[Figure content listings]

━━━━━━━━

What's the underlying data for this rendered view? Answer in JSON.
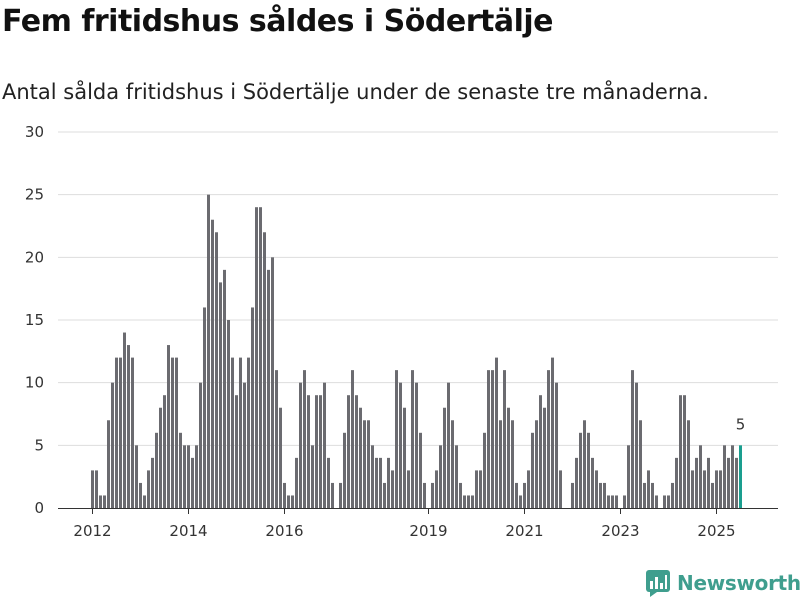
{
  "header": {
    "title": "Fem fritidshus såldes i Södertälje",
    "subtitle": "Antal sålda fritidshus i Södertälje under de senaste tre månaderna."
  },
  "brand": {
    "name": "Newsworthy",
    "color": "#3f9e8e"
  },
  "colors": {
    "bar": "#6b6b70",
    "highlight": "#1a9e8f",
    "grid": "#dddddd",
    "axis": "#333333"
  },
  "chart_data": {
    "type": "bar",
    "title": "Fem fritidshus såldes i Södertälje",
    "subtitle": "Antal sålda fritidshus i Södertälje under de senaste tre månaderna.",
    "xlabel": "",
    "ylabel": "",
    "ylim": [
      0,
      30
    ],
    "yticks": [
      0,
      5,
      10,
      15,
      20,
      25,
      30
    ],
    "grid": true,
    "start": "2012-01",
    "xticks": [
      {
        "label": "2012",
        "index": 0
      },
      {
        "label": "2014",
        "index": 24
      },
      {
        "label": "2016",
        "index": 48
      },
      {
        "label": "2019",
        "index": 84
      },
      {
        "label": "2021",
        "index": 108
      },
      {
        "label": "2023",
        "index": 132
      },
      {
        "label": "2025",
        "index": 156
      }
    ],
    "values": [
      3,
      3,
      1,
      1,
      7,
      10,
      12,
      12,
      14,
      13,
      12,
      5,
      2,
      1,
      3,
      4,
      6,
      8,
      9,
      13,
      12,
      12,
      6,
      5,
      5,
      4,
      5,
      10,
      16,
      25,
      23,
      22,
      18,
      19,
      15,
      12,
      9,
      12,
      10,
      12,
      16,
      24,
      24,
      22,
      19,
      20,
      11,
      8,
      2,
      1,
      1,
      4,
      10,
      11,
      9,
      5,
      9,
      9,
      10,
      4,
      2,
      0,
      2,
      6,
      9,
      11,
      9,
      8,
      7,
      7,
      5,
      4,
      4,
      2,
      4,
      3,
      11,
      10,
      8,
      3,
      11,
      10,
      6,
      2,
      0,
      2,
      3,
      5,
      8,
      10,
      7,
      5,
      2,
      1,
      1,
      1,
      3,
      3,
      6,
      11,
      11,
      12,
      7,
      11,
      8,
      7,
      2,
      1,
      2,
      3,
      6,
      7,
      9,
      8,
      11,
      12,
      10,
      3,
      0,
      0,
      2,
      4,
      6,
      7,
      6,
      4,
      3,
      2,
      2,
      1,
      1,
      1,
      0,
      1,
      5,
      11,
      10,
      7,
      2,
      3,
      2,
      1,
      0,
      1,
      1,
      2,
      4,
      9,
      9,
      7,
      3,
      4,
      5,
      3,
      4,
      2,
      3,
      3,
      5,
      4,
      5,
      4,
      5
    ],
    "highlight_last": true,
    "annotation": {
      "text": "5",
      "index": 162
    }
  }
}
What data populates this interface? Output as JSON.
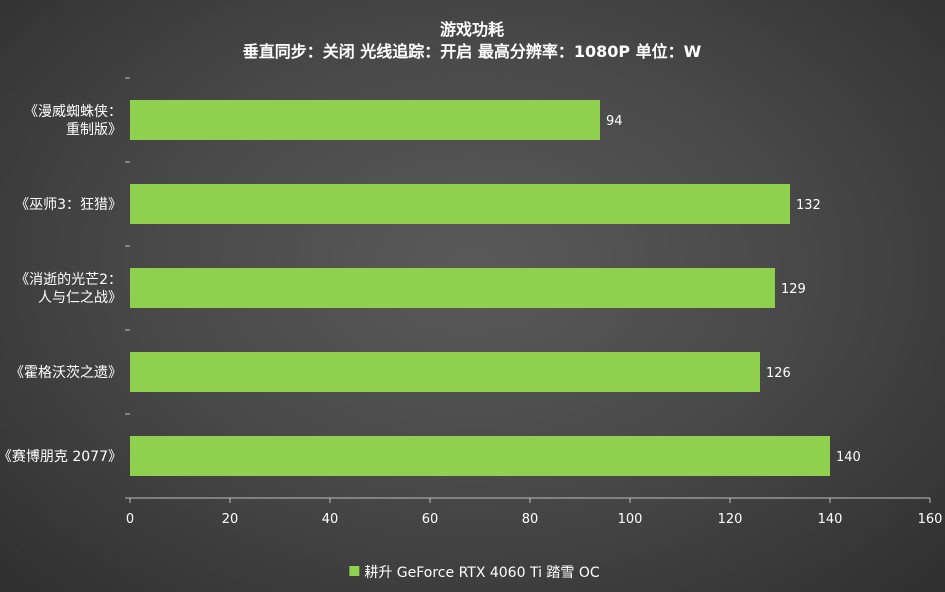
{
  "chart_data": {
    "type": "bar",
    "orientation": "horizontal",
    "title": "游戏功耗",
    "subtitle": "垂直同步：关闭  光线追踪：开启  最高分辨率：1080P   单位：W",
    "categories": [
      [
        "《漫威蜘蛛侠：",
        "重制版》"
      ],
      [
        "《巫师3：狂猎》"
      ],
      [
        "《消逝的光芒2：",
        "人与仁之战》"
      ],
      [
        "《霍格沃茨之遗》"
      ],
      [
        "《赛博朋克 2077》"
      ]
    ],
    "series": [
      {
        "name": "耕升 GeForce RTX 4060 Ti 踏雪 OC",
        "values": [
          94,
          132,
          129,
          126,
          140
        ],
        "color": "#8fd14f"
      }
    ],
    "xlim": [
      0,
      160
    ],
    "xticks": [
      0,
      20,
      40,
      60,
      80,
      100,
      120,
      140,
      160
    ],
    "grid": false,
    "legend_position": "bottom-center"
  }
}
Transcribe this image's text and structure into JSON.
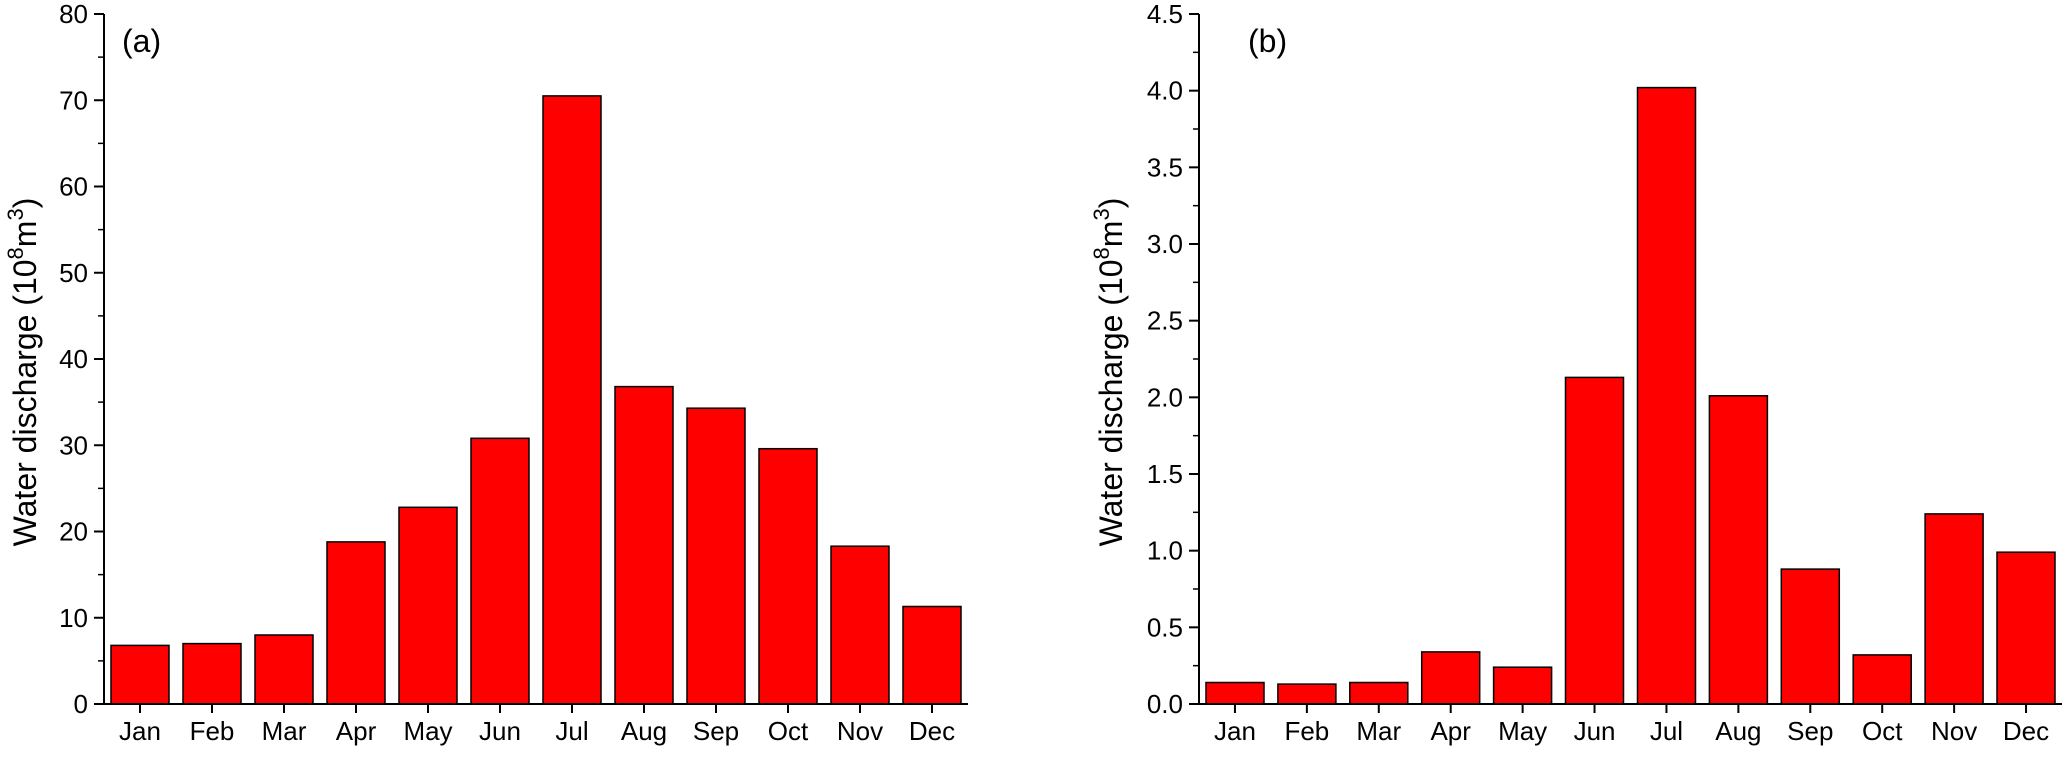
{
  "chart_data": [
    {
      "type": "bar",
      "panel_label": "(a)",
      "categories": [
        "Jan",
        "Feb",
        "Mar",
        "Apr",
        "May",
        "Jun",
        "Jul",
        "Aug",
        "Sep",
        "Oct",
        "Nov",
        "Dec"
      ],
      "values": [
        6.8,
        7.0,
        8.0,
        18.8,
        22.8,
        30.8,
        70.5,
        36.8,
        34.3,
        29.6,
        18.3,
        11.3
      ],
      "ylabel_main": "Water discharge (10",
      "ylabel_sup1": "8",
      "ylabel_mid": "m",
      "ylabel_sup2": "3",
      "ylabel_end": ")",
      "ylim": [
        0,
        80
      ],
      "yticks": [
        "0",
        "10",
        "20",
        "30",
        "40",
        "50",
        "60",
        "70",
        "80"
      ],
      "ytick_values": [
        0,
        10,
        20,
        30,
        40,
        50,
        60,
        70,
        80
      ],
      "minor_step": 5,
      "bar_color": "#ff0000",
      "grid": false
    },
    {
      "type": "bar",
      "panel_label": "(b)",
      "categories": [
        "Jan",
        "Feb",
        "Mar",
        "Apr",
        "May",
        "Jun",
        "Jul",
        "Aug",
        "Sep",
        "Oct",
        "Nov",
        "Dec"
      ],
      "values": [
        0.14,
        0.13,
        0.14,
        0.34,
        0.24,
        2.13,
        4.02,
        2.01,
        0.88,
        0.32,
        1.24,
        0.99
      ],
      "ylabel_main": "Water discharge (10",
      "ylabel_sup1": "8",
      "ylabel_mid": "m",
      "ylabel_sup2": "3",
      "ylabel_end": ")",
      "ylim": [
        0,
        4.5
      ],
      "yticks": [
        "0.0",
        "0.5",
        "1.0",
        "1.5",
        "2.0",
        "2.5",
        "3.0",
        "3.5",
        "4.0",
        "4.5"
      ],
      "ytick_values": [
        0,
        0.5,
        1.0,
        1.5,
        2.0,
        2.5,
        3.0,
        3.5,
        4.0,
        4.5
      ],
      "minor_step": 0.25,
      "bar_color": "#ff0000",
      "grid": false
    }
  ]
}
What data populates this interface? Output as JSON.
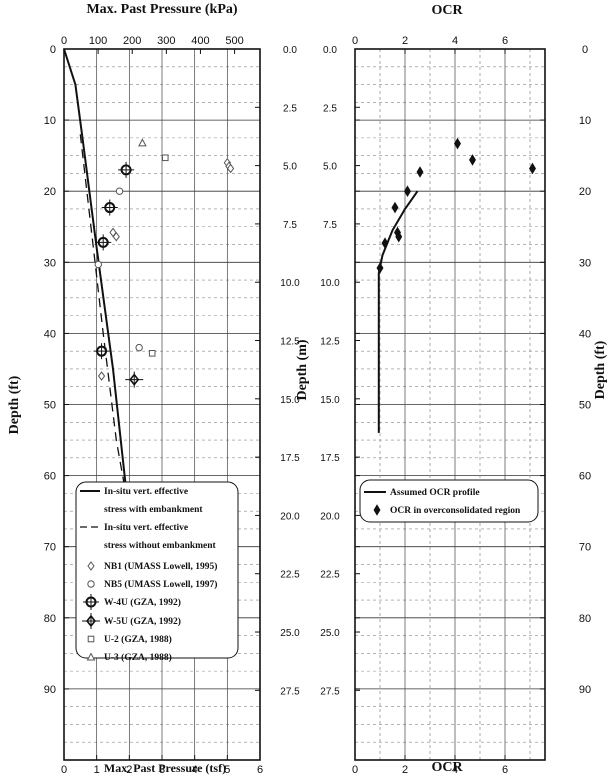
{
  "chart_data": [
    {
      "type": "scatter",
      "panel": "left",
      "xlabel_bottom": "Max. Past Pressure (tsf)",
      "xlabel_top": "Max. Past Pressure (kPa)",
      "ylabel": "Depth (ft)",
      "xlim": [
        0,
        6
      ],
      "ylim": [
        0,
        100
      ],
      "y_inverted": true,
      "x_ticks_bottom": [
        "0",
        "1",
        "2",
        "3",
        "4",
        "5",
        "6"
      ],
      "x_ticks_top": [
        {
          "label": "0",
          "value": 0
        },
        {
          "label": "100",
          "value": 1.044
        },
        {
          "label": "200",
          "value": 2.089
        },
        {
          "label": "300",
          "value": 3.133
        },
        {
          "label": "400",
          "value": 4.177
        },
        {
          "label": "500",
          "value": 5.222
        }
      ],
      "y_ticks_ft": [
        "0",
        "10",
        "20",
        "30",
        "40",
        "50",
        "60",
        "70",
        "80",
        "90"
      ],
      "y_ticks_m": [
        {
          "label": "0.0",
          "value": 0
        },
        {
          "label": "2.5",
          "value": 8.2
        },
        {
          "label": "5.0",
          "value": 16.4
        },
        {
          "label": "7.5",
          "value": 24.6
        },
        {
          "label": "10.0",
          "value": 32.8
        },
        {
          "label": "12.5",
          "value": 41.0
        },
        {
          "label": "15.0",
          "value": 49.2
        },
        {
          "label": "17.5",
          "value": 57.4
        },
        {
          "label": "20.0",
          "value": 65.6
        },
        {
          "label": "22.5",
          "value": 73.8
        },
        {
          "label": "25.0",
          "value": 82.0
        },
        {
          "label": "27.5",
          "value": 90.2
        }
      ],
      "lines": [
        {
          "name": "In-situ vert. effective stress with embankment",
          "style": "solid",
          "points": [
            [
              0,
              0
            ],
            [
              0.35,
              5
            ],
            [
              0.55,
              12
            ],
            [
              1.0,
              28
            ],
            [
              1.5,
              45
            ],
            [
              1.95,
              64
            ]
          ]
        },
        {
          "name": "In-situ vert. effective stress without embankment",
          "style": "dashed",
          "points": [
            [
              0.5,
              12
            ],
            [
              0.9,
              28
            ],
            [
              1.2,
              40
            ],
            [
              1.6,
              55
            ],
            [
              1.95,
              64
            ]
          ]
        }
      ],
      "series": [
        {
          "name": "NB1 (UMASS Lowell, 1995)",
          "marker": "diamond",
          "points": [
            [
              1.5,
              25.8
            ],
            [
              1.6,
              26.4
            ],
            [
              5.0,
              16.0
            ],
            [
              5.05,
              16.5
            ],
            [
              5.1,
              16.8
            ],
            [
              1.15,
              46.0
            ]
          ]
        },
        {
          "name": "NB5 (UMASS Lowell, 1997)",
          "marker": "circle",
          "points": [
            [
              1.7,
              20.0
            ],
            [
              1.05,
              30.3
            ],
            [
              1.2,
              42.3
            ],
            [
              2.3,
              42.0
            ]
          ]
        },
        {
          "name": "W-4U (GZA, 1992)",
          "marker": "circle-cross",
          "points": [
            [
              1.9,
              17.0
            ],
            [
              1.4,
              22.3
            ],
            [
              1.2,
              27.2
            ],
            [
              1.15,
              42.5
            ]
          ]
        },
        {
          "name": "W-5U (GZA, 1992)",
          "marker": "diamond-cross",
          "points": [
            [
              2.15,
              46.5
            ]
          ]
        },
        {
          "name": "U-2 (GZA, 1988)",
          "marker": "square",
          "points": [
            [
              3.1,
              15.3
            ],
            [
              2.7,
              42.8
            ]
          ]
        },
        {
          "name": "U-3 (GZA, 1988)",
          "marker": "triangle",
          "points": [
            [
              2.4,
              13.2
            ]
          ]
        }
      ],
      "legend_title": "",
      "legend_labels": [
        "In-situ vert. effective",
        "stress with embankment",
        "In-situ vert. effective",
        "stress without embankment",
        "NB1 (UMASS Lowell, 1995)",
        "NB5 (UMASS Lowell, 1997)",
        "W-4U (GZA, 1992)",
        "W-5U (GZA, 1992)",
        "U-2 (GZA, 1988)",
        "U-3 (GZA, 1988)"
      ],
      "grid": true,
      "legend_placement": "lower-center"
    },
    {
      "type": "scatter",
      "panel": "right",
      "xlabel_bottom": "OCR",
      "xlabel_top": "OCR",
      "ylabel_left": "Depth (m)",
      "ylabel_right": "Depth (ft)",
      "xlim": [
        0,
        7.6
      ],
      "ylim": [
        0,
        100
      ],
      "y_inverted": true,
      "x_ticks_bottom": [
        "0",
        "2",
        "4",
        "6"
      ],
      "x_ticks_top": [
        "0",
        "2",
        "4",
        "6"
      ],
      "y_ticks_ft": [
        "0",
        "10",
        "20",
        "30",
        "40",
        "50",
        "60",
        "70",
        "80",
        "90"
      ],
      "y_ticks_m": [
        {
          "label": "0.0",
          "value": 0
        },
        {
          "label": "2.5",
          "value": 8.2
        },
        {
          "label": "5.0",
          "value": 16.4
        },
        {
          "label": "7.5",
          "value": 24.6
        },
        {
          "label": "10.0",
          "value": 32.8
        },
        {
          "label": "12.5",
          "value": 41.0
        },
        {
          "label": "15.0",
          "value": 49.2
        },
        {
          "label": "17.5",
          "value": 57.4
        },
        {
          "label": "20.0",
          "value": 65.6
        },
        {
          "label": "22.5",
          "value": 73.8
        },
        {
          "label": "25.0",
          "value": 82.0
        },
        {
          "label": "27.5",
          "value": 90.2
        }
      ],
      "lines": [
        {
          "name": "Assumed OCR profile",
          "style": "solid",
          "points": [
            [
              2.5,
              20.0
            ],
            [
              2.0,
              22.5
            ],
            [
              1.5,
              25.5
            ],
            [
              1.1,
              29.0
            ],
            [
              0.95,
              31.5
            ],
            [
              0.95,
              54.0
            ]
          ]
        }
      ],
      "series": [
        {
          "name": "OCR in overconsolidated region",
          "marker": "diamond-filled",
          "points": [
            [
              4.1,
              13.3
            ],
            [
              4.7,
              15.6
            ],
            [
              7.1,
              16.8
            ],
            [
              2.6,
              17.3
            ],
            [
              2.1,
              20.0
            ],
            [
              1.6,
              22.3
            ],
            [
              1.7,
              25.8
            ],
            [
              1.75,
              26.4
            ],
            [
              1.2,
              27.3
            ],
            [
              1.0,
              30.8
            ]
          ]
        }
      ],
      "legend_labels": [
        "Assumed OCR profile",
        "OCR in overconsolidated region"
      ],
      "grid": true,
      "legend_placement": "lower-center"
    }
  ]
}
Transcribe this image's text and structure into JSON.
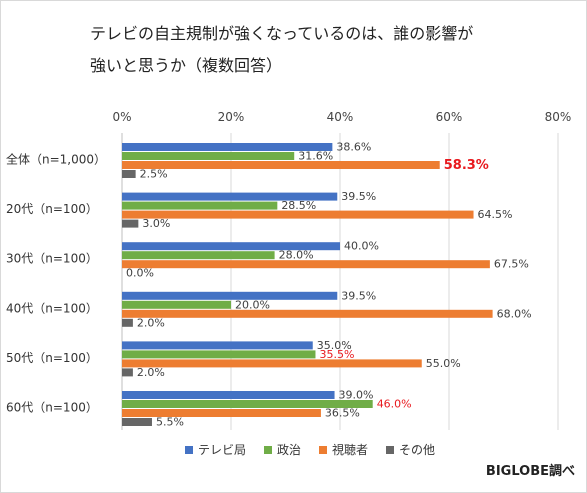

━━━━━━━━

:: Task ::
Search the listing for the word "profile". Copy every line in which it occurs.

:: Reply to the exercise ::
          "name": "Assumed OCR profile",
        "Assumed OCR profile",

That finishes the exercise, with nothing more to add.